=== Vorliegender Auszug ===

# Mails versenden an eine Kategorie (Outlook 2003)



## EifelFrosch (24. Oktober 2005)

Hallo zusammen.

Ich habe folgendes Problem.
Ich möchte in Outlook 2003 eine Rundmail an alle Mitglieder einer Kategorie versenden, ohne dabei aber jeden einzelnen anzuklicken.
Wenn ich eine Verteilerliste anlegen will, muss ich die einzelnen auch wieder aus über 4000 Kontakten rauspicken. Gibt es die Möglichkeit, die Kategorie rauszufiltern und der Verteilerliste zuzuordnen? Oder gibt es eine ganz andere Möglichkeit?

Danke im Voraus.

Grüße
Eifel


----------



## gorim (26. Oktober 2005)

Hallo,

Du kannst über Organisieren nach Kategorien sortieren lassen. Mit der übliche Methode ersten Kontakt anklicken und dann mit der Shift-Taste und dem letzen Kontakt anklicken alle Kontakte einer Kategorie auswählen. Ob man einen Verteiler daraus anlegen kann weiß ich nicht. Aber Du könntest die Kontakte in einen temporären Kontakteordner kopieren/verschieben und damit arbeiten. Mit der Serienfunktion von Word verschickte ich damit einmal einen Serienbrief. Serienemails sind aber auch möglich.

bis dann
gorim


----------

=== Bereitgestellte Angaben ===

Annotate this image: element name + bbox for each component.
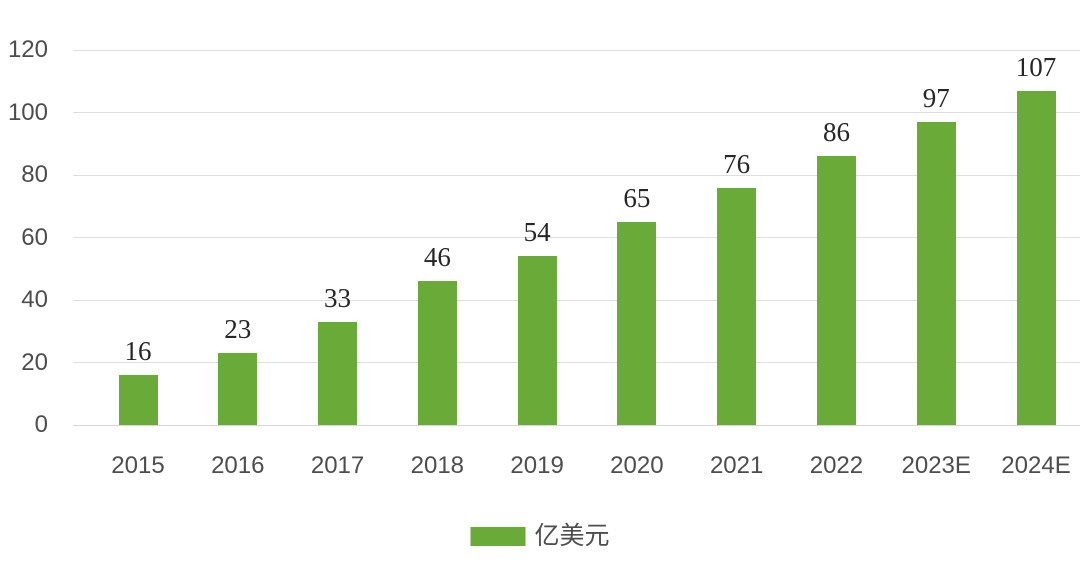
y-tick-label: 100	[7, 98, 48, 126]
bar	[218, 353, 258, 425]
x-tick-label: 2020	[610, 452, 664, 479]
x-tick-label: 2023E	[901, 452, 971, 479]
bar-value-label: 46	[423, 242, 451, 273]
gridline	[73, 424, 1080, 426]
gridline	[73, 174, 1080, 176]
bar-value-label: 107	[1015, 51, 1057, 82]
y-tick-label: 0	[34, 411, 48, 438]
bar-value-label: 33	[324, 282, 352, 313]
bar-value-label: 97	[922, 82, 950, 113]
gridline	[73, 299, 1080, 301]
gridline	[73, 49, 1080, 51]
x-tick-label: 2017	[310, 452, 365, 479]
bar	[717, 187, 757, 425]
bar	[816, 156, 856, 425]
legend-label: 亿美元	[534, 522, 610, 550]
y-tick-label: 120	[7, 36, 48, 63]
bar-value-label: 54	[523, 217, 551, 248]
bar	[417, 281, 457, 425]
x-tick-label: 2018	[410, 452, 465, 479]
bar	[617, 221, 657, 425]
x-tick-label: 2021	[709, 452, 764, 479]
bar-value-label: 86	[822, 117, 850, 148]
x-tick-label: 2024E	[1001, 452, 1071, 479]
x-tick-label: 2015	[111, 452, 165, 479]
bar-value-label: 65	[623, 182, 651, 213]
bar-value-label: 23	[224, 314, 252, 345]
y-tick-label: 20	[21, 348, 48, 376]
y-tick-label: 60	[21, 223, 48, 251]
y-tick-label: 80	[21, 161, 48, 188]
x-tick-label: 2019	[510, 452, 564, 479]
bar	[916, 121, 956, 425]
gridline	[73, 112, 1080, 113]
bar	[118, 375, 158, 425]
bar	[1016, 90, 1056, 425]
x-tick-label: 2022	[809, 452, 864, 479]
bar-value-label: 76	[723, 148, 751, 179]
legend: 亿美元	[470, 522, 610, 550]
y-tick-label: 40	[21, 286, 48, 313]
legend-swatch-icon	[470, 526, 526, 546]
bar	[517, 256, 557, 425]
bar-value-label: 16	[124, 336, 152, 366]
gridline	[73, 237, 1080, 238]
bar	[318, 321, 358, 425]
x-tick-label: 2016	[211, 452, 265, 479]
gridline	[73, 362, 1080, 363]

===

▶ _Zu erledigen_
1 - Übersetze diesen Satz aus dem Forumsbeitrag zu Outlook 2003 ins Englische: „Ob man einen Verteiler daraus anlegen kann weiß ich nicht.“
2 - Gib aus den Einträgen die Zeilen von der Zeile mit „98, 48, 126]“ bis zur Zeile mit „282, 352, 313]“ wortgetreu wieder, beide Zeilen eingeschlossen.

▶ _Ergebnisse je Aufgabe_
1 - I don't know whether a distribution list can be created from it.

2 -
y-tick-label: 100	[7, 98, 48, 126]
bar	[218, 353, 258, 425]
x-tick-label: 2020	[610, 452, 664, 479]
x-tick-label: 2023E	[901, 452, 971, 479]
bar-value-label: 46	[423, 242, 451, 273]
gridline	[73, 424, 1080, 426]
gridline	[73, 174, 1080, 176]
bar-value-label: 107	[1015, 51, 1057, 82]
y-tick-label: 0	[34, 411, 48, 438]
bar-value-label: 33	[324, 282, 352, 313]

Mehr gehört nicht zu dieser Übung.